__RECORDED INFORMATION__.

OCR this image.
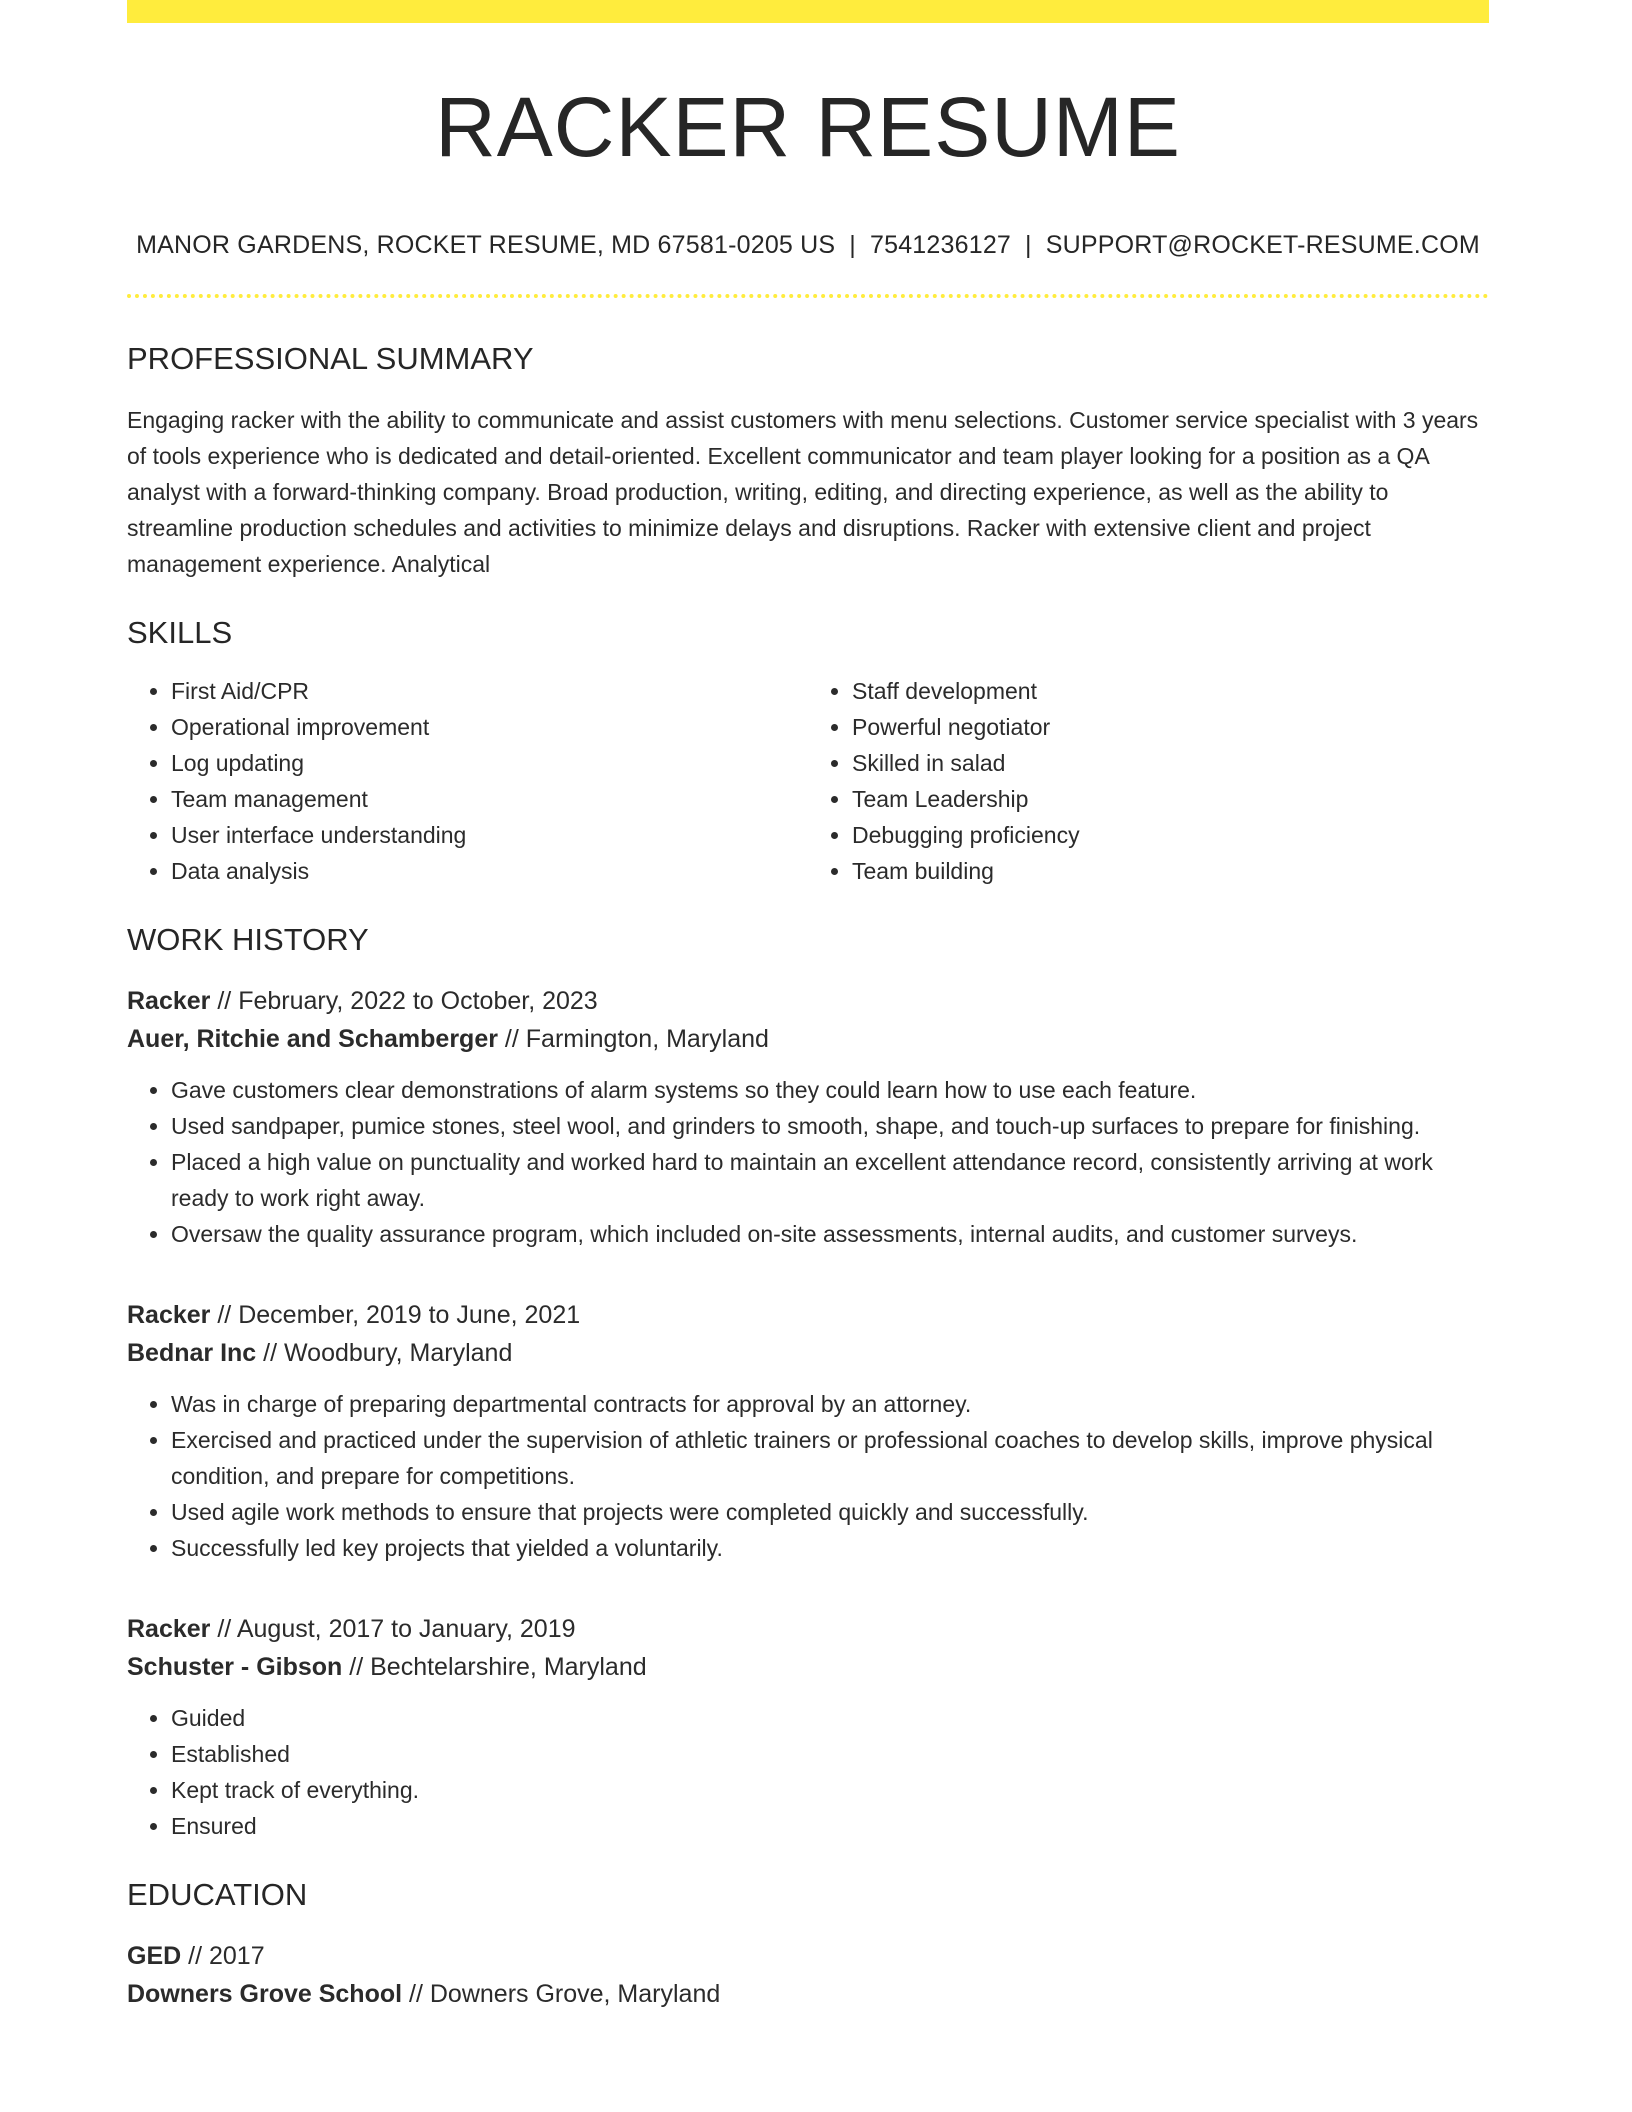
RACKER RESUME
MANOR GARDENS, ROCKET RESUME, MD 67581-0205 US | 7541236127 | SUPPORT@ROCKET-RESUME.COM
PROFESSIONAL SUMMARY

Engaging racker with the ability to communicate and assist customers with menu selections. Customer service specialist with 3 years of tools experience who is dedicated and detail-oriented. Excellent communicator and team player looking for a position as a QA analyst with a forward-thinking company. Broad production, writing, editing, and directing experience, as well as the ability to streamline production schedules and activities to minimize delays and disruptions. Racker with extensive client and project management experience. Analytical

SKILLS
• First Aid/CPR
• Operational improvement
• Log updating
• Team management
• User interface understanding
• Data analysis
• Staff development
• Powerful negotiator
• Skilled in salad
• Team Leadership
• Debugging proficiency
• Team building
WORK HISTORY
Racker // February, 2022 to October, 2023
Auer, Ritchie and Schamberger // Farmington, Maryland
• Gave customers clear demonstrations of alarm systems so they could learn how to use each feature.
• Used sandpaper, pumice stones, steel wool, and grinders to smooth, shape, and touch-up surfaces to prepare for finishing.
• Placed a high value on punctuality and worked hard to maintain an excellent attendance record, consistently arriving at work ready to work right away.
• Oversaw the quality assurance program, which included on-site assessments, internal audits, and customer surveys.
Racker // December, 2019 to June, 2021
Bednar Inc // Woodbury, Maryland
• Was in charge of preparing departmental contracts for approval by an attorney.
• Exercised and practiced under the supervision of athletic trainers or professional coaches to develop skills, improve physical condition, and prepare for competitions.
• Used agile work methods to ensure that projects were completed quickly and successfully.
• Successfully led key projects that yielded a voluntarily.
Racker // August, 2017 to January, 2019
Schuster - Gibson // Bechtelarshire, Maryland
• Guided
• Established
• Kept track of everything.
• Ensured
EDUCATION
GED // 2017
Downers Grove School // Downers Grove, Maryland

__PROBLEM DETAILS__. Transcribe the material exactly, leaving every picture out.

__RIGHT ANSWER__.
OCR this image.
RACKER RESUME
MANOR GARDENS, ROCKET RESUME, MD 67581-0205 US | 7541236127 | SUPPORT@ROCKET-RESUME.COM
PROFESSIONAL SUMMARY

Engaging racker with the ability to communicate and assist customers with menu selections. Customer service specialist with 3 years of tools experience who is dedicated and detail-oriented. Excellent communicator and team player looking for a position as a QA analyst with a forward-thinking company. Broad production, writing, editing, and directing experience, as well as the ability to streamline production schedules and activities to minimize delays and disruptions. Racker with extensive client and project management experience. Analytical

SKILLS
• First Aid/CPR
• Operational improvement
• Log updating
• Team management
• User interface understanding
• Data analysis
• Staff development
• Powerful negotiator
• Skilled in salad
• Team Leadership
• Debugging proficiency
• Team building
WORK HISTORY
Racker // February, 2022 to October, 2023
Auer, Ritchie and Schamberger // Farmington, Maryland
• Gave customers clear demonstrations of alarm systems so they could learn how to use each feature.
• Used sandpaper, pumice stones, steel wool, and grinders to smooth, shape, and touch-up surfaces to prepare for finishing.
• Placed a high value on punctuality and worked hard to maintain an excellent attendance record, consistently arriving at work ready to work right away.
• Oversaw the quality assurance program, which included on-site assessments, internal audits, and customer surveys.
Racker // December, 2019 to June, 2021
Bednar Inc // Woodbury, Maryland
• Was in charge of preparing departmental contracts for approval by an attorney.
• Exercised and practiced under the supervision of athletic trainers or professional coaches to develop skills, improve physical condition, and prepare for competitions.
• Used agile work methods to ensure that projects were completed quickly and successfully.
• Successfully led key projects that yielded a voluntarily.
Racker // August, 2017 to January, 2019
Schuster - Gibson // Bechtelarshire, Maryland
• Guided
• Established
• Kept track of everything.
• Ensured
EDUCATION
GED // 2017
Downers Grove School // Downers Grove, Maryland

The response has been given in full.